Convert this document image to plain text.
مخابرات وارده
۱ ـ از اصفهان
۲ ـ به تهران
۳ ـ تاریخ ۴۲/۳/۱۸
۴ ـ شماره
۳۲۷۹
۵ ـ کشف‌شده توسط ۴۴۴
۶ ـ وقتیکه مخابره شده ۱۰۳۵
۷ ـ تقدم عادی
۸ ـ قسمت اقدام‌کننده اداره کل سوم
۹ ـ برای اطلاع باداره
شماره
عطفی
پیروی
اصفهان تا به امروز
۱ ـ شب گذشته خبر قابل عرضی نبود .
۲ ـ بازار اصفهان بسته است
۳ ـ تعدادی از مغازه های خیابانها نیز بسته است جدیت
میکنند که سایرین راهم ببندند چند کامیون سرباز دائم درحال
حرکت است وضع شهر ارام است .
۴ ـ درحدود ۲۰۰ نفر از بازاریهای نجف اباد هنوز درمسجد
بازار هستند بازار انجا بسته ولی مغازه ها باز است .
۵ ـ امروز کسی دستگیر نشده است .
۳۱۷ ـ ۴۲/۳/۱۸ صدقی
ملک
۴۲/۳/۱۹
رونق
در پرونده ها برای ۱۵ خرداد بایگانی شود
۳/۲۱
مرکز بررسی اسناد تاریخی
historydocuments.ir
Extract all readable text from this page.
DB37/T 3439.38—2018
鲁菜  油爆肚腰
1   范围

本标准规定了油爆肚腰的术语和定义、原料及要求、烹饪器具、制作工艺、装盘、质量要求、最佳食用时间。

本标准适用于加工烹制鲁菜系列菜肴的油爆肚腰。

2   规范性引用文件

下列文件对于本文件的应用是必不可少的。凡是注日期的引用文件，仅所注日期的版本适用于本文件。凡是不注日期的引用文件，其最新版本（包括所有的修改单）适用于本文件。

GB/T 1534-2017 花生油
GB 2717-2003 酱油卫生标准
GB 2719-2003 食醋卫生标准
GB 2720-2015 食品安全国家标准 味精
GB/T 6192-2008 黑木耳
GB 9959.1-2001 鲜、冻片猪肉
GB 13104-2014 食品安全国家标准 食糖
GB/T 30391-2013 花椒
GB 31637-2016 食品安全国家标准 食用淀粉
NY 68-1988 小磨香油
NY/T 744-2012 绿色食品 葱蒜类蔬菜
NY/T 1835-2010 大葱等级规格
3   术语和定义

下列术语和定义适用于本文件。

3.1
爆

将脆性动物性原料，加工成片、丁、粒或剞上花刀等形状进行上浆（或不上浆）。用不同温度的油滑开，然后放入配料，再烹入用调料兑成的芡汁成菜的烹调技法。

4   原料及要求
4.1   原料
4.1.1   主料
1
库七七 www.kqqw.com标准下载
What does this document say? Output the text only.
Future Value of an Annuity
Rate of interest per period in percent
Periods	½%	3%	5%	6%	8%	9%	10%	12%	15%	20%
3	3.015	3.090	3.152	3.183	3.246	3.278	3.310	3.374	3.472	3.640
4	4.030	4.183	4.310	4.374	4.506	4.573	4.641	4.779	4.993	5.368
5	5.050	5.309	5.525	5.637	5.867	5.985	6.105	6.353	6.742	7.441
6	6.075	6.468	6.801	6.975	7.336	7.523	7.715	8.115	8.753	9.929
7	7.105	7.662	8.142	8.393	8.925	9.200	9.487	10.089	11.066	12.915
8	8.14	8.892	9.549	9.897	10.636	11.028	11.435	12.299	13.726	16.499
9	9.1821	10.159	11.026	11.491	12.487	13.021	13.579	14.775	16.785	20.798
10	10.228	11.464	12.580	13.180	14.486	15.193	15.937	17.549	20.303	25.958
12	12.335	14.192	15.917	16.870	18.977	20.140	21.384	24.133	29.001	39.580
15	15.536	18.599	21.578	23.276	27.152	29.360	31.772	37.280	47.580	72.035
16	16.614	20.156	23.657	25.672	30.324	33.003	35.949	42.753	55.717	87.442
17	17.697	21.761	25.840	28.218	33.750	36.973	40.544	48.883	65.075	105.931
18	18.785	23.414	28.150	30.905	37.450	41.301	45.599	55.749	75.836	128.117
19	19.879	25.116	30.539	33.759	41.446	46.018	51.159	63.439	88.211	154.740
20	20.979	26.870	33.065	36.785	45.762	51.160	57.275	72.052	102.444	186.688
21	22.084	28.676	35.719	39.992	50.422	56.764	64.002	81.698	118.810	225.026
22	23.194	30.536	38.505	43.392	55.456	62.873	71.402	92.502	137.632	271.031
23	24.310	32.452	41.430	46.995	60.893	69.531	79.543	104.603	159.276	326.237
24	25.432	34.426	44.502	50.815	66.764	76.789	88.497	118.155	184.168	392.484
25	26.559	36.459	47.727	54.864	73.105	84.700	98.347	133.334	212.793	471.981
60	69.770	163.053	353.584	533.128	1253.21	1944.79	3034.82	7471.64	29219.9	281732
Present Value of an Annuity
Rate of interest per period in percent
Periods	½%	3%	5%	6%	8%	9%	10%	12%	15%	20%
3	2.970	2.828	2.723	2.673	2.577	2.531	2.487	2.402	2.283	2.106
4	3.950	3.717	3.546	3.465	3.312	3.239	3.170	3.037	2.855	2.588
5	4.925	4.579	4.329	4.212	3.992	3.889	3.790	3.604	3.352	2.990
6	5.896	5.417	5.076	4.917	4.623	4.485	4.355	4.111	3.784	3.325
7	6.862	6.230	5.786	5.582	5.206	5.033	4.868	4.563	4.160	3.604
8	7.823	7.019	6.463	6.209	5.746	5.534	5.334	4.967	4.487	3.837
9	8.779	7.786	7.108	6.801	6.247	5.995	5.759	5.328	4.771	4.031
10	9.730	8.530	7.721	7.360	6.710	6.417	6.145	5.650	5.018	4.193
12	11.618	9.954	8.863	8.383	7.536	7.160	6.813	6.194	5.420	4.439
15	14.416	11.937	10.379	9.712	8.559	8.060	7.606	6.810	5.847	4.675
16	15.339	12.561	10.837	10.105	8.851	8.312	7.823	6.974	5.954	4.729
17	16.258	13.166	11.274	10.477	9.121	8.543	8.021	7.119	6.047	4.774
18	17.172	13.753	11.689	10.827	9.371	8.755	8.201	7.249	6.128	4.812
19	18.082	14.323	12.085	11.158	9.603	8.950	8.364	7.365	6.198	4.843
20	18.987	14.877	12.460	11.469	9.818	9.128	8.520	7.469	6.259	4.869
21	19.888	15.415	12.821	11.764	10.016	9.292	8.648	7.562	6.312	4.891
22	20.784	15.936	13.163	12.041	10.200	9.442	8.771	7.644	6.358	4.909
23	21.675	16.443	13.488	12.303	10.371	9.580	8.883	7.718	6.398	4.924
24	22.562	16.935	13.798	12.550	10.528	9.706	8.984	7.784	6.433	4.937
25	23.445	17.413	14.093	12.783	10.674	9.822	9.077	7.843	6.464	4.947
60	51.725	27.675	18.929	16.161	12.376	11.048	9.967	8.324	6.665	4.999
________________
Short exercise - All of the entries above need to be reproduced exactly.

The reply -
Convert this document image to plain text.
مخابرات وارده
۱ ـ از اصفهان
۲ ـ به تهران
۳ ـ تاریخ ۴۲/۳/۱۸
۴ ـ شماره
۳۲۷۹
۵ ـ کشف‌شده توسط ۴۴۴
۶ ـ وقتیکه مخابره شده ۱۰۳۵
۷ ـ تقدم عادی
۸ ـ قسمت اقدام‌کننده اداره کل سوم
۹ ـ برای اطلاع باداره
شماره
عطفی
پیروی
اصفهان تا به امروز
۱ ـ شب گذشته خبر قابل عرضی نبود .
۲ ـ بازار اصفهان بسته است
۳ ـ تعدادی از مغازه های خیابانها نیز بسته است جدیت
میکنند که سایرین راهم ببندند چند کامیون سرباز دائم درحال
حرکت است وضع شهر ارام است .
۴ ـ درحدود ۲۰۰ نفر از بازاریهای نجف اباد هنوز درمسجد
بازار هستند بازار انجا بسته ولی مغازه ها باز است .
۵ ـ امروز کسی دستگیر نشده است .
۳۱۷ ـ ۴۲/۳/۱۸ صدقی
ملک
۴۲/۳/۱۹
رونق
در پرونده ها برای ۱۵ خرداد بایگانی شود
۳/۲۱
مرکز بررسی اسناد تاریخی
historydocuments.ir
Extract all readable text from this page.
DB37/T 3439.38—2018
鲁菜  油爆肚腰
1   范围

本标准规定了油爆肚腰的术语和定义、原料及要求、烹饪器具、制作工艺、装盘、质量要求、最佳食用时间。

本标准适用于加工烹制鲁菜系列菜肴的油爆肚腰。

2   规范性引用文件

下列文件对于本文件的应用是必不可少的。凡是注日期的引用文件，仅所注日期的版本适用于本文件。凡是不注日期的引用文件，其最新版本（包括所有的修改单）适用于本文件。

GB/T 1534-2017 花生油
GB 2717-2003 酱油卫生标准
GB 2719-2003 食醋卫生标准
GB 2720-2015 食品安全国家标准 味精
GB/T 6192-2008 黑木耳
GB 9959.1-2001 鲜、冻片猪肉
GB 13104-2014 食品安全国家标准 食糖
GB/T 30391-2013 花椒
GB 31637-2016 食品安全国家标准 食用淀粉
NY 68-1988 小磨香油
NY/T 744-2012 绿色食品 葱蒜类蔬菜
NY/T 1835-2010 大葱等级规格
3   术语和定义

下列术语和定义适用于本文件。

3.1
爆

将脆性动物性原料，加工成片、丁、粒或剞上花刀等形状进行上浆（或不上浆）。用不同温度的油滑开，然后放入配料，再烹入用调料兑成的芡汁成菜的烹调技法。

4   原料及要求
4.1   原料
4.1.1   主料
1
库七七 www.kqqw.com标准下载
What does this document say? Output the text only.
Future Value of an Annuity
Rate of interest per period in percent
Periods	½%	3%	5%	6%	8%	9%	10%	12%	15%	20%
3	3.015	3.090	3.152	3.183	3.246	3.278	3.310	3.374	3.472	3.640
4	4.030	4.183	4.310	4.374	4.506	4.573	4.641	4.779	4.993	5.368
5	5.050	5.309	5.525	5.637	5.867	5.985	6.105	6.353	6.742	7.441
6	6.075	6.468	6.801	6.975	7.336	7.523	7.715	8.115	8.753	9.929
7	7.105	7.662	8.142	8.393	8.925	9.200	9.487	10.089	11.066	12.915
8	8.14	8.892	9.549	9.897	10.636	11.028	11.435	12.299	13.726	16.499
9	9.1821	10.159	11.026	11.491	12.487	13.021	13.579	14.775	16.785	20.798
10	10.228	11.464	12.580	13.180	14.486	15.193	15.937	17.549	20.303	25.958
12	12.335	14.192	15.917	16.870	18.977	20.140	21.384	24.133	29.001	39.580
15	15.536	18.599	21.578	23.276	27.152	29.360	31.772	37.280	47.580	72.035
16	16.614	20.156	23.657	25.672	30.324	33.003	35.949	42.753	55.717	87.442
17	17.697	21.761	25.840	28.218	33.750	36.973	40.544	48.883	65.075	105.931
18	18.785	23.414	28.150	30.905	37.450	41.301	45.599	55.749	75.836	128.117
19	19.879	25.116	30.539	33.759	41.446	46.018	51.159	63.439	88.211	154.740
20	20.979	26.870	33.065	36.785	45.762	51.160	57.275	72.052	102.444	186.688
21	22.084	28.676	35.719	39.992	50.422	56.764	64.002	81.698	118.810	225.026
22	23.194	30.536	38.505	43.392	55.456	62.873	71.402	92.502	137.632	271.031
23	24.310	32.452	41.430	46.995	60.893	69.531	79.543	104.603	159.276	326.237
24	25.432	34.426	44.502	50.815	66.764	76.789	88.497	118.155	184.168	392.484
25	26.559	36.459	47.727	54.864	73.105	84.700	98.347	133.334	212.793	471.981
60	69.770	163.053	353.584	533.128	1253.21	1944.79	3034.82	7471.64	29219.9	281732
Present Value of an Annuity
Rate of interest per period in percent
Periods	½%	3%	5%	6%	8%	9%	10%	12%	15%	20%
3	2.970	2.828	2.723	2.673	2.577	2.531	2.487	2.402	2.283	2.106
4	3.950	3.717	3.546	3.465	3.312	3.239	3.170	3.037	2.855	2.588
5	4.925	4.579	4.329	4.212	3.992	3.889	3.790	3.604	3.352	2.990
6	5.896	5.417	5.076	4.917	4.623	4.485	4.355	4.111	3.784	3.325
7	6.862	6.230	5.786	5.582	5.206	5.033	4.868	4.563	4.160	3.604
8	7.823	7.019	6.463	6.209	5.746	5.534	5.334	4.967	4.487	3.837
9	8.779	7.786	7.108	6.801	6.247	5.995	5.759	5.328	4.771	4.031
10	9.730	8.530	7.721	7.360	6.710	6.417	6.145	5.650	5.018	4.193
12	11.618	9.954	8.863	8.383	7.536	7.160	6.813	6.194	5.420	4.439
15	14.416	11.937	10.379	9.712	8.559	8.060	7.606	6.810	5.847	4.675
16	15.339	12.561	10.837	10.105	8.851	8.312	7.823	6.974	5.954	4.729
17	16.258	13.166	11.274	10.477	9.121	8.543	8.021	7.119	6.047	4.774
18	17.172	13.753	11.689	10.827	9.371	8.755	8.201	7.249	6.128	4.812
19	18.082	14.323	12.085	11.158	9.603	8.950	8.364	7.365	6.198	4.843
20	18.987	14.877	12.460	11.469	9.818	9.128	8.520	7.469	6.259	4.869
21	19.888	15.415	12.821	11.764	10.016	9.292	8.648	7.562	6.312	4.891
22	20.784	15.936	13.163	12.041	10.200	9.442	8.771	7.644	6.358	4.909
23	21.675	16.443	13.488	12.303	10.371	9.580	8.883	7.718	6.398	4.924
24	22.562	16.935	13.798	12.550	10.528	9.706	8.984	7.784	6.433	4.937
25	23.445	17.413	14.093	12.783	10.674	9.822	9.077	7.843	6.464	4.947
60	51.725	27.675	18.929	16.161	12.376	11.048	9.967	8.324	6.665	4.999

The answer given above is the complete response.